• AIM OF THE EXERCISE: Transcribe the full listing exactly, and drop every picture.

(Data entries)
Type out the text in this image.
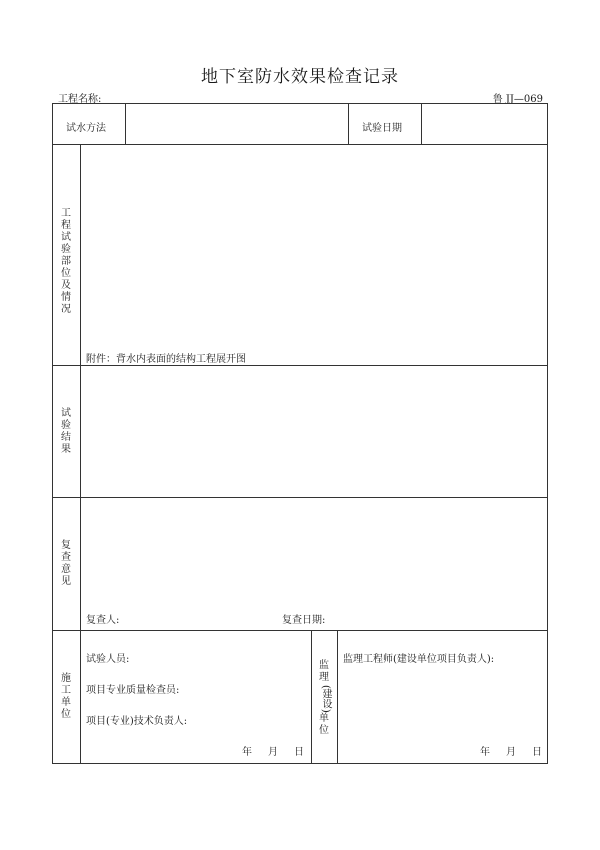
地下室防水效果检查记录
工程名称:	鲁 JJ—069
试水方法	试验日期
工程试验部位及情况
附件：背水内表面的结构工程展开图
试验结果
复查意见
复查人:	复查日期:
施工单位
试验人员:
项目专业质量检查员:
项目(专业)技术负责人:
年 月 日
监理
(建设)
单位
监理工程师(建设单位项目负责人):
年 月 日
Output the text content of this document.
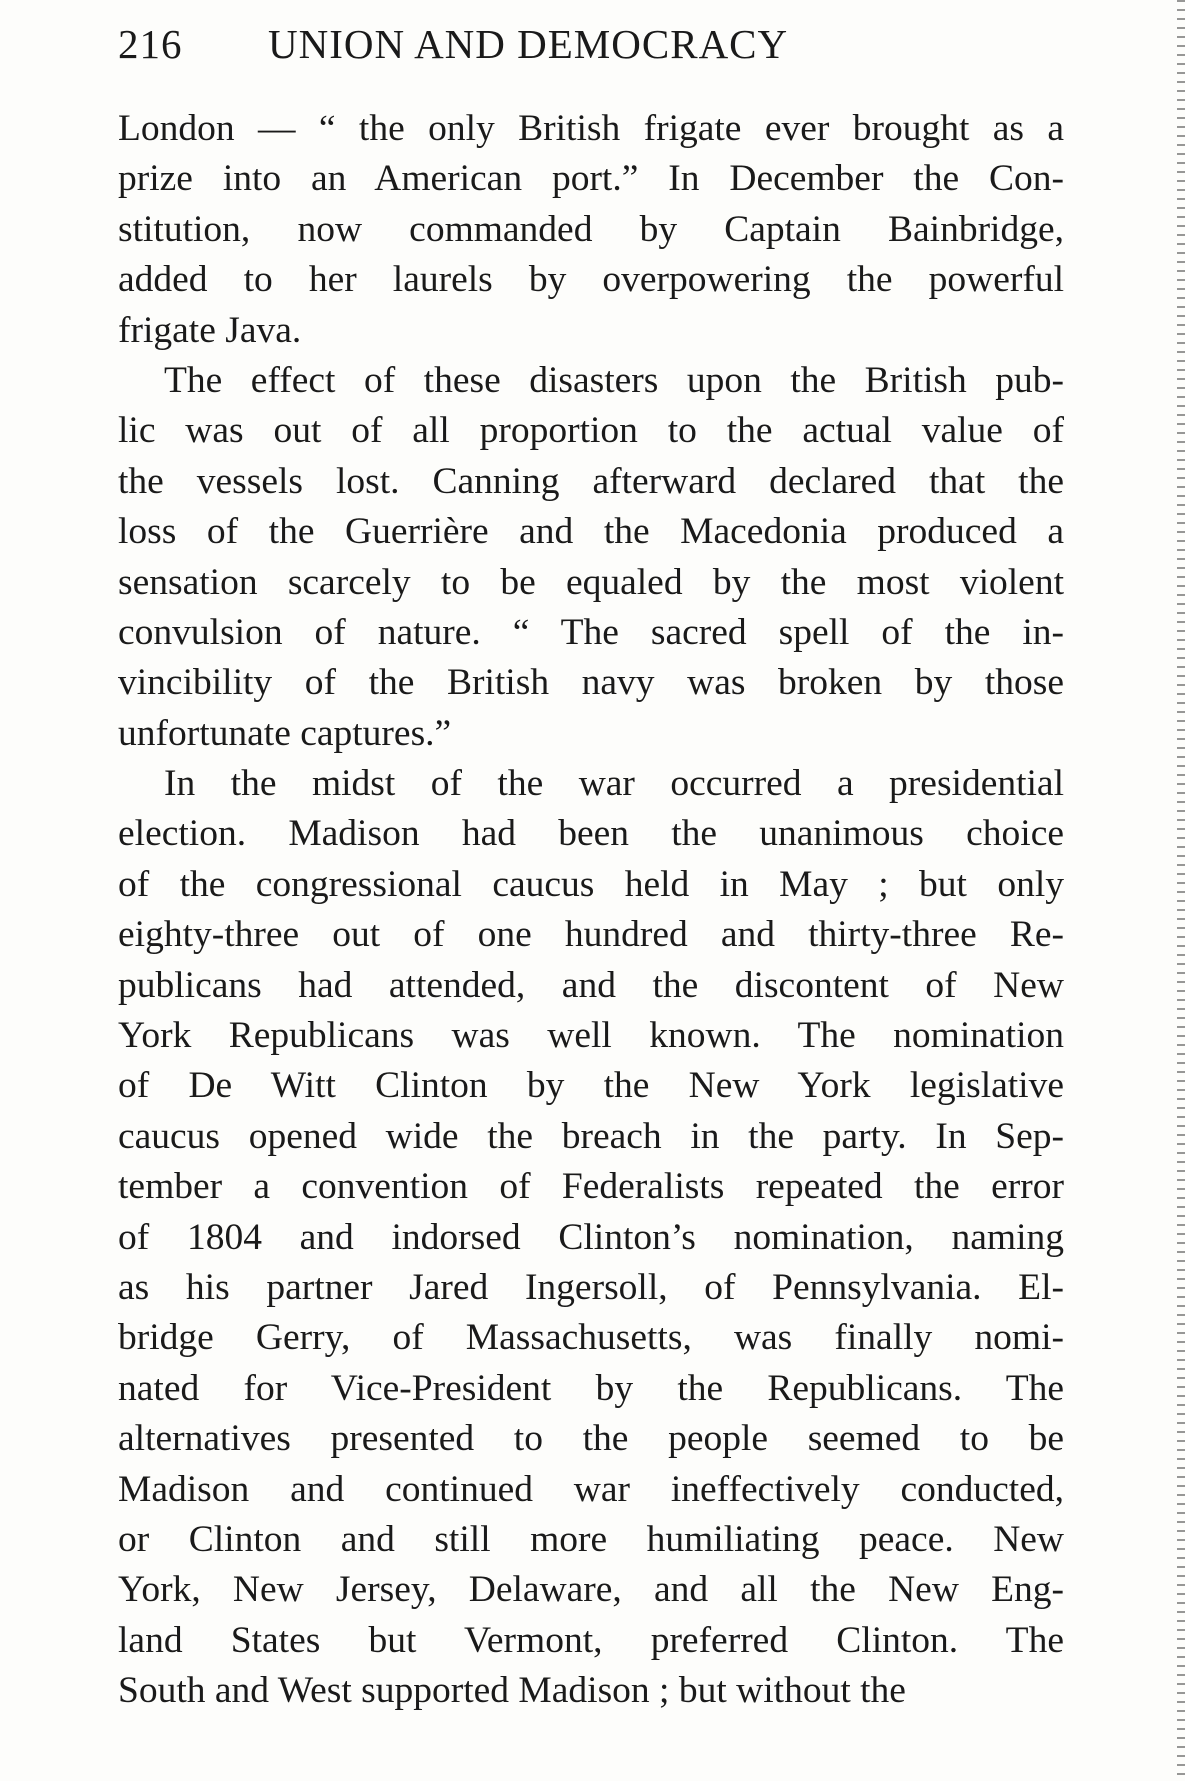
216 UNION AND DEMOCRACY
London — “ the only British frigate ever brought as a
prize into an American port.” In December the Con-
stitution, now commanded by Captain Bainbridge,
added to her laurels by overpowering the powerful
frigate Java.
The effect of these disasters upon the British pub-
lic was out of all proportion to the actual value of
the vessels lost. Canning afterward declared that the
loss of the Guerrière and the Macedonia produced a
sensation scarcely to be equaled by the most violent
convulsion of nature. “ The sacred spell of the in-
vincibility of the British navy was broken by those
unfortunate captures.”
In the midst of the war occurred a presidential
election. Madison had been the unanimous choice
of the congressional caucus held in May ; but only
eighty-three out of one hundred and thirty-three Re-
publicans had attended, and the discontent of New
York Republicans was well known. The nomination
of De Witt Clinton by the New York legislative
caucus opened wide the breach in the party. In Sep-
tember a convention of Federalists repeated the error
of 1804 and indorsed Clinton’s nomination, naming
as his partner Jared Ingersoll, of Pennsylvania. El-
bridge Gerry, of Massachusetts, was finally nomi-
nated for Vice-President by the Republicans. The
alternatives presented to the people seemed to be
Madison and continued war ineffectively conducted,
or Clinton and still more humiliating peace. New
York, New Jersey, Delaware, and all the New Eng-
land States but Vermont, preferred Clinton. The
South and West supported Madison ; but without the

• FINAL RESULT:
Type out the text in this image.
地下室防水效果检查记录
工程名称:	鲁 JJ—069
试水方法	试验日期
工程试验部位及情况
附件：背水内表面的结构工程展开图
试验结果
复查意见
复查人:	复查日期:
施工单位
试验人员:
项目专业质量检查员:
项目(专业)技术负责人:
年 月 日
监理
(建设)
单位
监理工程师(建设单位项目负责人):
年 月 日
Output the text content of this document.
216 UNION AND DEMOCRACY
London — “ the only British frigate ever brought as a
prize into an American port.” In December the Con-
stitution, now commanded by Captain Bainbridge,
added to her laurels by overpowering the powerful
frigate Java.
The effect of these disasters upon the British pub-
lic was out of all proportion to the actual value of
the vessels lost. Canning afterward declared that the
loss of the Guerrière and the Macedonia produced a
sensation scarcely to be equaled by the most violent
convulsion of nature. “ The sacred spell of the in-
vincibility of the British navy was broken by those
unfortunate captures.”
In the midst of the war occurred a presidential
election. Madison had been the unanimous choice
of the congressional caucus held in May ; but only
eighty-three out of one hundred and thirty-three Re-
publicans had attended, and the discontent of New
York Republicans was well known. The nomination
of De Witt Clinton by the New York legislative
caucus opened wide the breach in the party. In Sep-
tember a convention of Federalists repeated the error
of 1804 and indorsed Clinton’s nomination, naming
as his partner Jared Ingersoll, of Pennsylvania. El-
bridge Gerry, of Massachusetts, was finally nomi-
nated for Vice-President by the Republicans. The
alternatives presented to the people seemed to be
Madison and continued war ineffectively conducted,
or Clinton and still more humiliating peace. New
York, New Jersey, Delaware, and all the New Eng-
land States but Vermont, preferred Clinton. The
South and West supported Madison ; but without the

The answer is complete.